═══ Source material

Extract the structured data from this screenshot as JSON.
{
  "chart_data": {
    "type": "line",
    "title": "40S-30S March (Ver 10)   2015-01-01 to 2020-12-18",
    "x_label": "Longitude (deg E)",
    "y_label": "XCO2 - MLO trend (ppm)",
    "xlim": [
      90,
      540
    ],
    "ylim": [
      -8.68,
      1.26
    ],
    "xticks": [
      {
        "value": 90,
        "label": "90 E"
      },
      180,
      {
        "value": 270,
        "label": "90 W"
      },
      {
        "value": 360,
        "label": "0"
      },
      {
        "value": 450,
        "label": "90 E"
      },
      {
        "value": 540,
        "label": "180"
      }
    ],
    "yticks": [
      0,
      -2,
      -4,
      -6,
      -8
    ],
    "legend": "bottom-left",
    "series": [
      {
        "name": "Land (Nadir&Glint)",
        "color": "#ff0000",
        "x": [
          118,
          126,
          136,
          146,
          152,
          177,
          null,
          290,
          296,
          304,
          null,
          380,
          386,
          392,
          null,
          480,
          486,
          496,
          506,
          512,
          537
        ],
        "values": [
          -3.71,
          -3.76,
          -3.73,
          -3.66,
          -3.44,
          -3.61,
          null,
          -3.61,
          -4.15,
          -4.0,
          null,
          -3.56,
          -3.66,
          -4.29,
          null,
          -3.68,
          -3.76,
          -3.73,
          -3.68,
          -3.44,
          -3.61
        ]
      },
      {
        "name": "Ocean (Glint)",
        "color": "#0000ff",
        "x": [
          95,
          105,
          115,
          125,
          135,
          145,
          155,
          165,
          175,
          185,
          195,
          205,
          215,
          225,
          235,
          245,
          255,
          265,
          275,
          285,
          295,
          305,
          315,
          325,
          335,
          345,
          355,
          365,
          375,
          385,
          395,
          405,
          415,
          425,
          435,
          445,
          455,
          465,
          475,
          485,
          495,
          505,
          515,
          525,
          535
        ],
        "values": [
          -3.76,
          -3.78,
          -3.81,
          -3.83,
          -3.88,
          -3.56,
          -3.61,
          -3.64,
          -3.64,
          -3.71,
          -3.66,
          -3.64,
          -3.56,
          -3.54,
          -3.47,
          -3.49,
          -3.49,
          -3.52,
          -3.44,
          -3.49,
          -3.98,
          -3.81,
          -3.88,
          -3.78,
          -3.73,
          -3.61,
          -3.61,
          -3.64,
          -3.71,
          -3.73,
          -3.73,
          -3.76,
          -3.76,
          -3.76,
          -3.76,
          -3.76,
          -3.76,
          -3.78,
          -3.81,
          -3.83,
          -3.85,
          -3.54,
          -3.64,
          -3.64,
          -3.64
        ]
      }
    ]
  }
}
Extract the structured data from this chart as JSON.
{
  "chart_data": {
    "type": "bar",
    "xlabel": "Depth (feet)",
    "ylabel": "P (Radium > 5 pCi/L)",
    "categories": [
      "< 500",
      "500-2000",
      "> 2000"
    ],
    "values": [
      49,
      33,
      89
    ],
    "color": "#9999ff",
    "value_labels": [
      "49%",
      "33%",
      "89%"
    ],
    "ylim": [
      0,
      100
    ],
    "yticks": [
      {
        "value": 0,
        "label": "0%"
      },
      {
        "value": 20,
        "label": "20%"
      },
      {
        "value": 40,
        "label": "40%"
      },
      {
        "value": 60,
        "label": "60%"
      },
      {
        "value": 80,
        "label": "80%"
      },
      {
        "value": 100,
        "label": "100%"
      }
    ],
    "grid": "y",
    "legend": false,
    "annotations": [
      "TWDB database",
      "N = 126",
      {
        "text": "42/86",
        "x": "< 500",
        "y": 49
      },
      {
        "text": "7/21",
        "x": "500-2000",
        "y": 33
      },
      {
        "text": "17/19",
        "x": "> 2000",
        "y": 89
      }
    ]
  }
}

══════

Request ->
Output all of the material exactly as written.

Reply ->
Extract the structured data from this screenshot as JSON.
{
  "chart_data": {
    "type": "line",
    "title": "40S-30S March (Ver 10)   2015-01-01 to 2020-12-18",
    "x_label": "Longitude (deg E)",
    "y_label": "XCO2 - MLO trend (ppm)",
    "xlim": [
      90,
      540
    ],
    "ylim": [
      -8.68,
      1.26
    ],
    "xticks": [
      {
        "value": 90,
        "label": "90 E"
      },
      180,
      {
        "value": 270,
        "label": "90 W"
      },
      {
        "value": 360,
        "label": "0"
      },
      {
        "value": 450,
        "label": "90 E"
      },
      {
        "value": 540,
        "label": "180"
      }
    ],
    "yticks": [
      0,
      -2,
      -4,
      -6,
      -8
    ],
    "legend": "bottom-left",
    "series": [
      {
        "name": "Land (Nadir&Glint)",
        "color": "#ff0000",
        "x": [
          118,
          126,
          136,
          146,
          152,
          177,
          null,
          290,
          296,
          304,
          null,
          380,
          386,
          392,
          null,
          480,
          486,
          496,
          506,
          512,
          537
        ],
        "values": [
          -3.71,
          -3.76,
          -3.73,
          -3.66,
          -3.44,
          -3.61,
          null,
          -3.61,
          -4.15,
          -4.0,
          null,
          -3.56,
          -3.66,
          -4.29,
          null,
          -3.68,
          -3.76,
          -3.73,
          -3.68,
          -3.44,
          -3.61
        ]
      },
      {
        "name": "Ocean (Glint)",
        "color": "#0000ff",
        "x": [
          95,
          105,
          115,
          125,
          135,
          145,
          155,
          165,
          175,
          185,
          195,
          205,
          215,
          225,
          235,
          245,
          255,
          265,
          275,
          285,
          295,
          305,
          315,
          325,
          335,
          345,
          355,
          365,
          375,
          385,
          395,
          405,
          415,
          425,
          435,
          445,
          455,
          465,
          475,
          485,
          495,
          505,
          515,
          525,
          535
        ],
        "values": [
          -3.76,
          -3.78,
          -3.81,
          -3.83,
          -3.88,
          -3.56,
          -3.61,
          -3.64,
          -3.64,
          -3.71,
          -3.66,
          -3.64,
          -3.56,
          -3.54,
          -3.47,
          -3.49,
          -3.49,
          -3.52,
          -3.44,
          -3.49,
          -3.98,
          -3.81,
          -3.88,
          -3.78,
          -3.73,
          -3.61,
          -3.61,
          -3.64,
          -3.71,
          -3.73,
          -3.73,
          -3.76,
          -3.76,
          -3.76,
          -3.76,
          -3.76,
          -3.76,
          -3.78,
          -3.81,
          -3.83,
          -3.85,
          -3.54,
          -3.64,
          -3.64,
          -3.64
        ]
      }
    ]
  }
}
Extract the structured data from this chart as JSON.
{
  "chart_data": {
    "type": "bar",
    "xlabel": "Depth (feet)",
    "ylabel": "P (Radium > 5 pCi/L)",
    "categories": [
      "< 500",
      "500-2000",
      "> 2000"
    ],
    "values": [
      49,
      33,
      89
    ],
    "color": "#9999ff",
    "value_labels": [
      "49%",
      "33%",
      "89%"
    ],
    "ylim": [
      0,
      100
    ],
    "yticks": [
      {
        "value": 0,
        "label": "0%"
      },
      {
        "value": 20,
        "label": "20%"
      },
      {
        "value": 40,
        "label": "40%"
      },
      {
        "value": 60,
        "label": "60%"
      },
      {
        "value": 80,
        "label": "80%"
      },
      {
        "value": 100,
        "label": "100%"
      }
    ],
    "grid": "y",
    "legend": false,
    "annotations": [
      "TWDB database",
      "N = 126",
      {
        "text": "42/86",
        "x": "< 500",
        "y": 49
      },
      {
        "text": "7/21",
        "x": "500-2000",
        "y": 33
      },
      {
        "text": "17/19",
        "x": "> 2000",
        "y": 89
      }
    ]
  }
}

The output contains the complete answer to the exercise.